Entries taken from a collection:
-- begin --
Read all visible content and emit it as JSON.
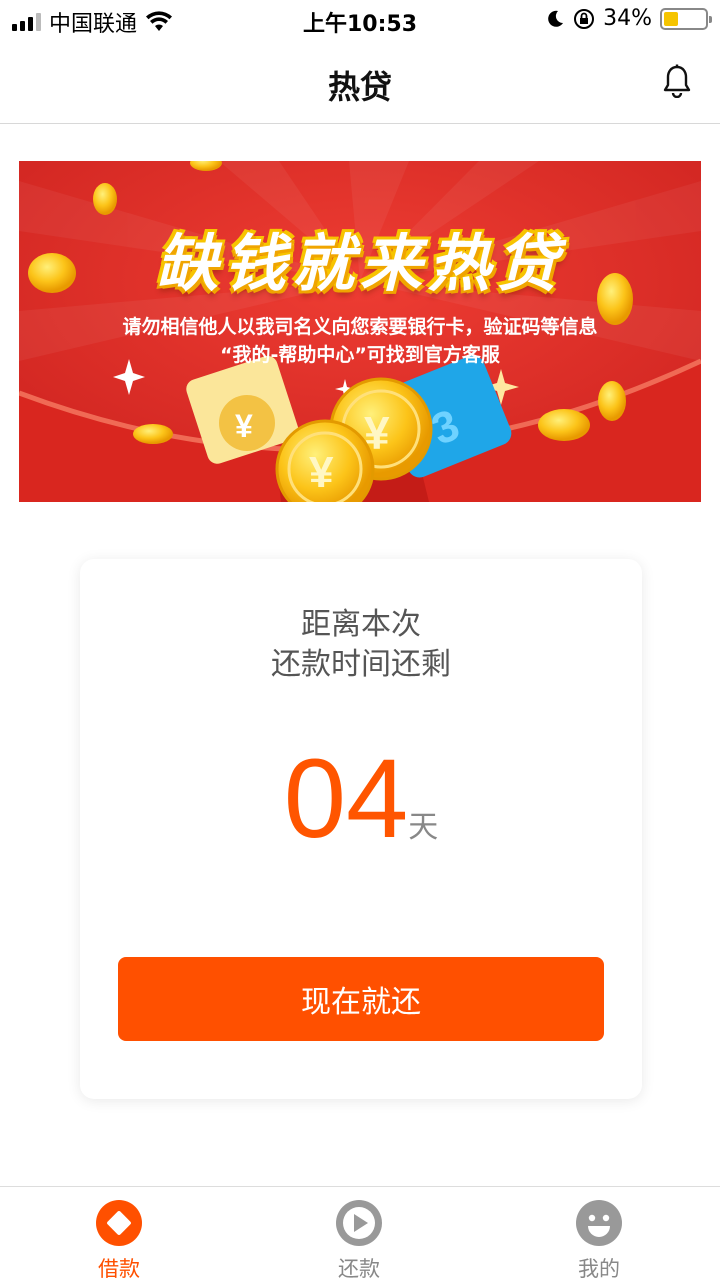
{
  "status_bar": {
    "carrier": "中国联通",
    "time": "上午10:53",
    "battery": "34%",
    "battery_level": 0.34
  },
  "header": {
    "title": "热贷"
  },
  "banner": {
    "title": "缺钱就来热贷",
    "notice_line1": "请勿相信他人以我司名义向您索要银行卡，验证码等信息",
    "notice_line2": "“我的-帮助中心”可找到官方客服"
  },
  "repayment_card": {
    "line1": "距离本次",
    "line2": "还款时间还剩",
    "days": "04",
    "days_unit": "天",
    "button_label": "现在就还",
    "accent_color": "#ff5000"
  },
  "tab_bar": {
    "items": [
      {
        "label": "借款",
        "icon": "loan-icon",
        "active": true
      },
      {
        "label": "还款",
        "icon": "play-icon",
        "active": false
      },
      {
        "label": "我的",
        "icon": "smiley-icon",
        "active": false
      }
    ]
  }
}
-- end --
What you are asked to do ::
Print all of the entries word for word. Skip any images they contain.

Solution to the problem ::
Read all visible content and emit it as JSON.
{
  "status_bar": {
    "carrier": "中国联通",
    "time": "上午10:53",
    "battery": "34%",
    "battery_level": 0.34
  },
  "header": {
    "title": "热贷"
  },
  "banner": {
    "title": "缺钱就来热贷",
    "notice_line1": "请勿相信他人以我司名义向您索要银行卡，验证码等信息",
    "notice_line2": "“我的-帮助中心”可找到官方客服"
  },
  "repayment_card": {
    "line1": "距离本次",
    "line2": "还款时间还剩",
    "days": "04",
    "days_unit": "天",
    "button_label": "现在就还",
    "accent_color": "#ff5000"
  },
  "tab_bar": {
    "items": [
      {
        "label": "借款",
        "icon": "loan-icon",
        "active": true
      },
      {
        "label": "还款",
        "icon": "play-icon",
        "active": false
      },
      {
        "label": "我的",
        "icon": "smiley-icon",
        "active": false
      }
    ]
  }
}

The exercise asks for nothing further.